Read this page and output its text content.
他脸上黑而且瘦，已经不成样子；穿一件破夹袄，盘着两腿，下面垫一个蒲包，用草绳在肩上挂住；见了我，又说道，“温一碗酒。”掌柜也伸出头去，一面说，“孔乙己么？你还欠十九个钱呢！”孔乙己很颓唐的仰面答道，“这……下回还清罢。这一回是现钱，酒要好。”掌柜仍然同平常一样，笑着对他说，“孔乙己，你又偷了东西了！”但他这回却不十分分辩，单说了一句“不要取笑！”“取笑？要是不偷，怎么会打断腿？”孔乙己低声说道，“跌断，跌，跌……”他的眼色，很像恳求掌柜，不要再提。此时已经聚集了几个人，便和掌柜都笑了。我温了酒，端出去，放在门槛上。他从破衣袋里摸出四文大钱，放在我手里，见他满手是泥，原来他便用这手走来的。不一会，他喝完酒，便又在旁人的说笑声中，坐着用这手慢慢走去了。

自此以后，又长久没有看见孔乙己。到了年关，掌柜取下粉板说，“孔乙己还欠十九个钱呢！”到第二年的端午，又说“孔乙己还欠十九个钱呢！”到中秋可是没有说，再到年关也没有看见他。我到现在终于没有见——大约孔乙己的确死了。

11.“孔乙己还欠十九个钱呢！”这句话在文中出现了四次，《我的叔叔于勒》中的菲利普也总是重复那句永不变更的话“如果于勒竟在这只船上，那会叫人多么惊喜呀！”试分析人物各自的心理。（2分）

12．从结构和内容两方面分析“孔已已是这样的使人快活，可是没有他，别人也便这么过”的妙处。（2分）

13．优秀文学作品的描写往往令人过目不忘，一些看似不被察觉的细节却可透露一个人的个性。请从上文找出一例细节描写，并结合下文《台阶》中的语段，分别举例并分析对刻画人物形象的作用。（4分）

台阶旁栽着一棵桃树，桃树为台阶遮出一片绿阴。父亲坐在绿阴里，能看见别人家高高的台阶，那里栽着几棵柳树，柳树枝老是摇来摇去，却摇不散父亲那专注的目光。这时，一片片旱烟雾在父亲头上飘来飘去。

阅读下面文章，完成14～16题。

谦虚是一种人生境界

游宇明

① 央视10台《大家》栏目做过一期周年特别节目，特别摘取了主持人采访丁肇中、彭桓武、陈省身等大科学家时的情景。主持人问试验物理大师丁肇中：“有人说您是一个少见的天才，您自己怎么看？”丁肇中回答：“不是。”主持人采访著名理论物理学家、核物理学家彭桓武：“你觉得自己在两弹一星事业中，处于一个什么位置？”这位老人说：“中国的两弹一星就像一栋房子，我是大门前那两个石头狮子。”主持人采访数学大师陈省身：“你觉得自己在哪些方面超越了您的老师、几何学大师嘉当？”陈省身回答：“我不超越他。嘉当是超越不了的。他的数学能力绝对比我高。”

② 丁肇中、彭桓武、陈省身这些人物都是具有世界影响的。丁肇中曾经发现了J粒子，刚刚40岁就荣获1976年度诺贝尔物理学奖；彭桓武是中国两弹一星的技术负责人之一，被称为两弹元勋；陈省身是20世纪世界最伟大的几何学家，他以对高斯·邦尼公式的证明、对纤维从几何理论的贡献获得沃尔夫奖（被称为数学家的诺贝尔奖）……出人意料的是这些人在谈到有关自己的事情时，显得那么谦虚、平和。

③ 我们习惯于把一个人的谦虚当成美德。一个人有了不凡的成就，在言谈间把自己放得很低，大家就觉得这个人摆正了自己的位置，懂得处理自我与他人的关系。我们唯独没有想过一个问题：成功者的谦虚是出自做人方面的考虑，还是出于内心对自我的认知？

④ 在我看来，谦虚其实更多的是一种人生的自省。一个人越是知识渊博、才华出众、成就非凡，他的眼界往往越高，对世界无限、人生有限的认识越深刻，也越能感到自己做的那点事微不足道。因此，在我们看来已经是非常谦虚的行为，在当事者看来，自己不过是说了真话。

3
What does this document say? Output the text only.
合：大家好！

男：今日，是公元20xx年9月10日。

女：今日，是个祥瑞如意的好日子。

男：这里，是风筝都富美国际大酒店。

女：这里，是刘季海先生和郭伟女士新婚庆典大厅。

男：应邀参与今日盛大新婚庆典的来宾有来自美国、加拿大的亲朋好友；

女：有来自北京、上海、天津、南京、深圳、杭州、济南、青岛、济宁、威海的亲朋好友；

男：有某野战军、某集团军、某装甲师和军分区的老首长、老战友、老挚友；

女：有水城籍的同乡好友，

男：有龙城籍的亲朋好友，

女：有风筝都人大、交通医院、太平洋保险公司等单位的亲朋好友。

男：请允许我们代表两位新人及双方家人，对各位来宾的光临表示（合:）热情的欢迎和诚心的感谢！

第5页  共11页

++++++++++

→ WORK INSTRUCTIONS:
Retype the data exactly as given.

→ COMPLETE OUTPUT:
Read this page and output its text content.
他脸上黑而且瘦，已经不成样子；穿一件破夹袄，盘着两腿，下面垫一个蒲包，用草绳在肩上挂住；见了我，又说道，“温一碗酒。”掌柜也伸出头去，一面说，“孔乙己么？你还欠十九个钱呢！”孔乙己很颓唐的仰面答道，“这……下回还清罢。这一回是现钱，酒要好。”掌柜仍然同平常一样，笑着对他说，“孔乙己，你又偷了东西了！”但他这回却不十分分辩，单说了一句“不要取笑！”“取笑？要是不偷，怎么会打断腿？”孔乙己低声说道，“跌断，跌，跌……”他的眼色，很像恳求掌柜，不要再提。此时已经聚集了几个人，便和掌柜都笑了。我温了酒，端出去，放在门槛上。他从破衣袋里摸出四文大钱，放在我手里，见他满手是泥，原来他便用这手走来的。不一会，他喝完酒，便又在旁人的说笑声中，坐着用这手慢慢走去了。

自此以后，又长久没有看见孔乙己。到了年关，掌柜取下粉板说，“孔乙己还欠十九个钱呢！”到第二年的端午，又说“孔乙己还欠十九个钱呢！”到中秋可是没有说，再到年关也没有看见他。我到现在终于没有见——大约孔乙己的确死了。

11.“孔乙己还欠十九个钱呢！”这句话在文中出现了四次，《我的叔叔于勒》中的菲利普也总是重复那句永不变更的话“如果于勒竟在这只船上，那会叫人多么惊喜呀！”试分析人物各自的心理。（2分）

12．从结构和内容两方面分析“孔已已是这样的使人快活，可是没有他，别人也便这么过”的妙处。（2分）

13．优秀文学作品的描写往往令人过目不忘，一些看似不被察觉的细节却可透露一个人的个性。请从上文找出一例细节描写，并结合下文《台阶》中的语段，分别举例并分析对刻画人物形象的作用。（4分）

台阶旁栽着一棵桃树，桃树为台阶遮出一片绿阴。父亲坐在绿阴里，能看见别人家高高的台阶，那里栽着几棵柳树，柳树枝老是摇来摇去，却摇不散父亲那专注的目光。这时，一片片旱烟雾在父亲头上飘来飘去。

阅读下面文章，完成14～16题。

谦虚是一种人生境界

游宇明

① 央视10台《大家》栏目做过一期周年特别节目，特别摘取了主持人采访丁肇中、彭桓武、陈省身等大科学家时的情景。主持人问试验物理大师丁肇中：“有人说您是一个少见的天才，您自己怎么看？”丁肇中回答：“不是。”主持人采访著名理论物理学家、核物理学家彭桓武：“你觉得自己在两弹一星事业中，处于一个什么位置？”这位老人说：“中国的两弹一星就像一栋房子，我是大门前那两个石头狮子。”主持人采访数学大师陈省身：“你觉得自己在哪些方面超越了您的老师、几何学大师嘉当？”陈省身回答：“我不超越他。嘉当是超越不了的。他的数学能力绝对比我高。”

② 丁肇中、彭桓武、陈省身这些人物都是具有世界影响的。丁肇中曾经发现了J粒子，刚刚40岁就荣获1976年度诺贝尔物理学奖；彭桓武是中国两弹一星的技术负责人之一，被称为两弹元勋；陈省身是20世纪世界最伟大的几何学家，他以对高斯·邦尼公式的证明、对纤维从几何理论的贡献获得沃尔夫奖（被称为数学家的诺贝尔奖）……出人意料的是这些人在谈到有关自己的事情时，显得那么谦虚、平和。

③ 我们习惯于把一个人的谦虚当成美德。一个人有了不凡的成就，在言谈间把自己放得很低，大家就觉得这个人摆正了自己的位置，懂得处理自我与他人的关系。我们唯独没有想过一个问题：成功者的谦虚是出自做人方面的考虑，还是出于内心对自我的认知？

④ 在我看来，谦虚其实更多的是一种人生的自省。一个人越是知识渊博、才华出众、成就非凡，他的眼界往往越高，对世界无限、人生有限的认识越深刻，也越能感到自己做的那点事微不足道。因此，在我们看来已经是非常谦虚的行为，在当事者看来，自己不过是说了真话。

3
What does this document say? Output the text only.
合：大家好！

男：今日，是公元20xx年9月10日。

女：今日，是个祥瑞如意的好日子。

男：这里，是风筝都富美国际大酒店。

女：这里，是刘季海先生和郭伟女士新婚庆典大厅。

男：应邀参与今日盛大新婚庆典的来宾有来自美国、加拿大的亲朋好友；

女：有来自北京、上海、天津、南京、深圳、杭州、济南、青岛、济宁、威海的亲朋好友；

男：有某野战军、某集团军、某装甲师和军分区的老首长、老战友、老挚友；

女：有水城籍的同乡好友，

男：有龙城籍的亲朋好友，

女：有风筝都人大、交通医院、太平洋保险公司等单位的亲朋好友。

男：请允许我们代表两位新人及双方家人，对各位来宾的光临表示（合:）热情的欢迎和诚心的感谢！

第5页  共11页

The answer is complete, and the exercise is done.